EXTRACTED RECORDS
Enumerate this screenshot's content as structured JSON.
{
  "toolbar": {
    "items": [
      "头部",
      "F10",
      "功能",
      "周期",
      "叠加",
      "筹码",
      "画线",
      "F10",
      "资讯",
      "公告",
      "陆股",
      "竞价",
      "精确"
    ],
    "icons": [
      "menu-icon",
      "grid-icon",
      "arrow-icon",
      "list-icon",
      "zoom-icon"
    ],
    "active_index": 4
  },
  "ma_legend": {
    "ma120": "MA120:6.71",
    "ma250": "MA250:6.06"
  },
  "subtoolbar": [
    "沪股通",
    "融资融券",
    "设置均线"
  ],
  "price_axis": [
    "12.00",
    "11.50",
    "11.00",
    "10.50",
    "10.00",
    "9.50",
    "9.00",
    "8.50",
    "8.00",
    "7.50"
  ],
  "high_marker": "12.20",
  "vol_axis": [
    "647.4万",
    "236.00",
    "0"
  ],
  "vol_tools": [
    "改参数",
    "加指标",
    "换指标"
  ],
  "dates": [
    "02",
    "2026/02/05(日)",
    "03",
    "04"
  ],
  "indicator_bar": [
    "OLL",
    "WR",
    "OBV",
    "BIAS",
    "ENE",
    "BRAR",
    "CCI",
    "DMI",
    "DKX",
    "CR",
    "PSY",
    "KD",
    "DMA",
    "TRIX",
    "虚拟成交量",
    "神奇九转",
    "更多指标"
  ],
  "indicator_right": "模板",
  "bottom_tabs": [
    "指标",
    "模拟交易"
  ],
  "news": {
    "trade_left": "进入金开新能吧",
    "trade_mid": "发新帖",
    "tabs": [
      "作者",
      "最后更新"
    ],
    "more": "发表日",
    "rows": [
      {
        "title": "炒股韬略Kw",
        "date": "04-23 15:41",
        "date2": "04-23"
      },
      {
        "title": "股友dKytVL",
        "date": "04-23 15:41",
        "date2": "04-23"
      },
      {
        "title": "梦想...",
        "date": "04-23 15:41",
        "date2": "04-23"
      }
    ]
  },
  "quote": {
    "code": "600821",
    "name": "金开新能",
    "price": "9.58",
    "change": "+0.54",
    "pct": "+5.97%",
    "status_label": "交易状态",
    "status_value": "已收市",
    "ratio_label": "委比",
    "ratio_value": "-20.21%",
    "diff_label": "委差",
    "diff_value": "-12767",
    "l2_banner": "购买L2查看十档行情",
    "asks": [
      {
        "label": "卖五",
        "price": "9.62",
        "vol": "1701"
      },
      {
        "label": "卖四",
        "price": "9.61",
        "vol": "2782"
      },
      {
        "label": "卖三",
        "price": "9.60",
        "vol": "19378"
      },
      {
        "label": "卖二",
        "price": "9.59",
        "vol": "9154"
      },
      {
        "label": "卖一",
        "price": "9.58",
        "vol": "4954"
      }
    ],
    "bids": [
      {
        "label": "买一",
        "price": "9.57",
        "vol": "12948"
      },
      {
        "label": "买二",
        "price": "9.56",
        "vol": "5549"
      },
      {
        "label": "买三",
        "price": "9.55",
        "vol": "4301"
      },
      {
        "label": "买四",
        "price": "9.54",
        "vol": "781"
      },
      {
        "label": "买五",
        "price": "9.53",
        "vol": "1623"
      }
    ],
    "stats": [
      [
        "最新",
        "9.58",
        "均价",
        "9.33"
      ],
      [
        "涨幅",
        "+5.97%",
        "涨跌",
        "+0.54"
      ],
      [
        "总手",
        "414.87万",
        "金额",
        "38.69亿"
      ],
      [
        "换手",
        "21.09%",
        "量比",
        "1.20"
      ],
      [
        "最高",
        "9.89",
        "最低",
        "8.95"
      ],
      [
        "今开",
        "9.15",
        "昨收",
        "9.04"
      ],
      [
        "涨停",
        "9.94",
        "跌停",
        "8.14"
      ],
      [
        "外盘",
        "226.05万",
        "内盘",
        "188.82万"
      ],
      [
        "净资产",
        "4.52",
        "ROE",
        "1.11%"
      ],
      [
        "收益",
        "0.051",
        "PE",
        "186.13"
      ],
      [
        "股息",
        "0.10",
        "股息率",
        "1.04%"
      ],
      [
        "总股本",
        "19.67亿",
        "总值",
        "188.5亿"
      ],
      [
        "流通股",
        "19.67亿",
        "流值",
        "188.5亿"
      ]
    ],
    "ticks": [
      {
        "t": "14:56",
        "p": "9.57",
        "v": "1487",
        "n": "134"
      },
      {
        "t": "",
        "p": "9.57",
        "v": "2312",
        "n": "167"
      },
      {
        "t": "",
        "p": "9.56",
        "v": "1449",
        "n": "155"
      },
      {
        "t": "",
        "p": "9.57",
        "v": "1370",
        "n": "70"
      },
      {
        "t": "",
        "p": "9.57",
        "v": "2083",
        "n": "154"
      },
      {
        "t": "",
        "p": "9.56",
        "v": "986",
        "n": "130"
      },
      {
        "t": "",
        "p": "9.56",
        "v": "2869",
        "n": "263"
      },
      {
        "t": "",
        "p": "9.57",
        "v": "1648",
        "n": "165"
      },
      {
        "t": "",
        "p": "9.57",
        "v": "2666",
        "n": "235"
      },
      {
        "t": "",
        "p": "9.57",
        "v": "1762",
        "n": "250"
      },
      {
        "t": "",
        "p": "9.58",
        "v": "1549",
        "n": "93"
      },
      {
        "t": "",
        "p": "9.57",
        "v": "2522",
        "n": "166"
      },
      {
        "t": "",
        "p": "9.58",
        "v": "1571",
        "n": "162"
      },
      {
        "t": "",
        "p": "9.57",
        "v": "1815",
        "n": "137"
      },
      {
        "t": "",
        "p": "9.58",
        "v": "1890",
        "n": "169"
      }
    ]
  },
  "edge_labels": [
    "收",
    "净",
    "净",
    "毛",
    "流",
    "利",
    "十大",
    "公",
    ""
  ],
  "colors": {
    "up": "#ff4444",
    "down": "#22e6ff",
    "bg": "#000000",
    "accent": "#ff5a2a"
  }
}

WHAT YOU ARE ASKED TO DO
Output the full listing without altering anything.

WRITTEN SOLUTION
Enumerate this screenshot's content as structured JSON.
{
  "toolbar": {
    "items": [
      "头部",
      "F10",
      "功能",
      "周期",
      "叠加",
      "筹码",
      "画线",
      "F10",
      "资讯",
      "公告",
      "陆股",
      "竞价",
      "精确"
    ],
    "icons": [
      "menu-icon",
      "grid-icon",
      "arrow-icon",
      "list-icon",
      "zoom-icon"
    ],
    "active_index": 4
  },
  "ma_legend": {
    "ma120": "MA120:6.71",
    "ma250": "MA250:6.06"
  },
  "subtoolbar": [
    "沪股通",
    "融资融券",
    "设置均线"
  ],
  "price_axis": [
    "12.00",
    "11.50",
    "11.00",
    "10.50",
    "10.00",
    "9.50",
    "9.00",
    "8.50",
    "8.00",
    "7.50"
  ],
  "high_marker": "12.20",
  "vol_axis": [
    "647.4万",
    "236.00",
    "0"
  ],
  "vol_tools": [
    "改参数",
    "加指标",
    "换指标"
  ],
  "dates": [
    "02",
    "2026/02/05(日)",
    "03",
    "04"
  ],
  "indicator_bar": [
    "OLL",
    "WR",
    "OBV",
    "BIAS",
    "ENE",
    "BRAR",
    "CCI",
    "DMI",
    "DKX",
    "CR",
    "PSY",
    "KD",
    "DMA",
    "TRIX",
    "虚拟成交量",
    "神奇九转",
    "更多指标"
  ],
  "indicator_right": "模板",
  "bottom_tabs": [
    "指标",
    "模拟交易"
  ],
  "news": {
    "trade_left": "进入金开新能吧",
    "trade_mid": "发新帖",
    "tabs": [
      "作者",
      "最后更新"
    ],
    "more": "发表日",
    "rows": [
      {
        "title": "炒股韬略Kw",
        "date": "04-23 15:41",
        "date2": "04-23"
      },
      {
        "title": "股友dKytVL",
        "date": "04-23 15:41",
        "date2": "04-23"
      },
      {
        "title": "梦想...",
        "date": "04-23 15:41",
        "date2": "04-23"
      }
    ]
  },
  "quote": {
    "code": "600821",
    "name": "金开新能",
    "price": "9.58",
    "change": "+0.54",
    "pct": "+5.97%",
    "status_label": "交易状态",
    "status_value": "已收市",
    "ratio_label": "委比",
    "ratio_value": "-20.21%",
    "diff_label": "委差",
    "diff_value": "-12767",
    "l2_banner": "购买L2查看十档行情",
    "asks": [
      {
        "label": "卖五",
        "price": "9.62",
        "vol": "1701"
      },
      {
        "label": "卖四",
        "price": "9.61",
        "vol": "2782"
      },
      {
        "label": "卖三",
        "price": "9.60",
        "vol": "19378"
      },
      {
        "label": "卖二",
        "price": "9.59",
        "vol": "9154"
      },
      {
        "label": "卖一",
        "price": "9.58",
        "vol": "4954"
      }
    ],
    "bids": [
      {
        "label": "买一",
        "price": "9.57",
        "vol": "12948"
      },
      {
        "label": "买二",
        "price": "9.56",
        "vol": "5549"
      },
      {
        "label": "买三",
        "price": "9.55",
        "vol": "4301"
      },
      {
        "label": "买四",
        "price": "9.54",
        "vol": "781"
      },
      {
        "label": "买五",
        "price": "9.53",
        "vol": "1623"
      }
    ],
    "stats": [
      [
        "最新",
        "9.58",
        "均价",
        "9.33"
      ],
      [
        "涨幅",
        "+5.97%",
        "涨跌",
        "+0.54"
      ],
      [
        "总手",
        "414.87万",
        "金额",
        "38.69亿"
      ],
      [
        "换手",
        "21.09%",
        "量比",
        "1.20"
      ],
      [
        "最高",
        "9.89",
        "最低",
        "8.95"
      ],
      [
        "今开",
        "9.15",
        "昨收",
        "9.04"
      ],
      [
        "涨停",
        "9.94",
        "跌停",
        "8.14"
      ],
      [
        "外盘",
        "226.05万",
        "内盘",
        "188.82万"
      ],
      [
        "净资产",
        "4.52",
        "ROE",
        "1.11%"
      ],
      [
        "收益",
        "0.051",
        "PE",
        "186.13"
      ],
      [
        "股息",
        "0.10",
        "股息率",
        "1.04%"
      ],
      [
        "总股本",
        "19.67亿",
        "总值",
        "188.5亿"
      ],
      [
        "流通股",
        "19.67亿",
        "流值",
        "188.5亿"
      ]
    ],
    "ticks": [
      {
        "t": "14:56",
        "p": "9.57",
        "v": "1487",
        "n": "134"
      },
      {
        "t": "",
        "p": "9.57",
        "v": "2312",
        "n": "167"
      },
      {
        "t": "",
        "p": "9.56",
        "v": "1449",
        "n": "155"
      },
      {
        "t": "",
        "p": "9.57",
        "v": "1370",
        "n": "70"
      },
      {
        "t": "",
        "p": "9.57",
        "v": "2083",
        "n": "154"
      },
      {
        "t": "",
        "p": "9.56",
        "v": "986",
        "n": "130"
      },
      {
        "t": "",
        "p": "9.56",
        "v": "2869",
        "n": "263"
      },
      {
        "t": "",
        "p": "9.57",
        "v": "1648",
        "n": "165"
      },
      {
        "t": "",
        "p": "9.57",
        "v": "2666",
        "n": "235"
      },
      {
        "t": "",
        "p": "9.57",
        "v": "1762",
        "n": "250"
      },
      {
        "t": "",
        "p": "9.58",
        "v": "1549",
        "n": "93"
      },
      {
        "t": "",
        "p": "9.57",
        "v": "2522",
        "n": "166"
      },
      {
        "t": "",
        "p": "9.58",
        "v": "1571",
        "n": "162"
      },
      {
        "t": "",
        "p": "9.57",
        "v": "1815",
        "n": "137"
      },
      {
        "t": "",
        "p": "9.58",
        "v": "1890",
        "n": "169"
      }
    ]
  },
  "edge_labels": [
    "收",
    "净",
    "净",
    "毛",
    "流",
    "利",
    "十大",
    "公",
    ""
  ],
  "colors": {
    "up": "#ff4444",
    "down": "#22e6ff",
    "bg": "#000000",
    "accent": "#ff5a2a"
  }
}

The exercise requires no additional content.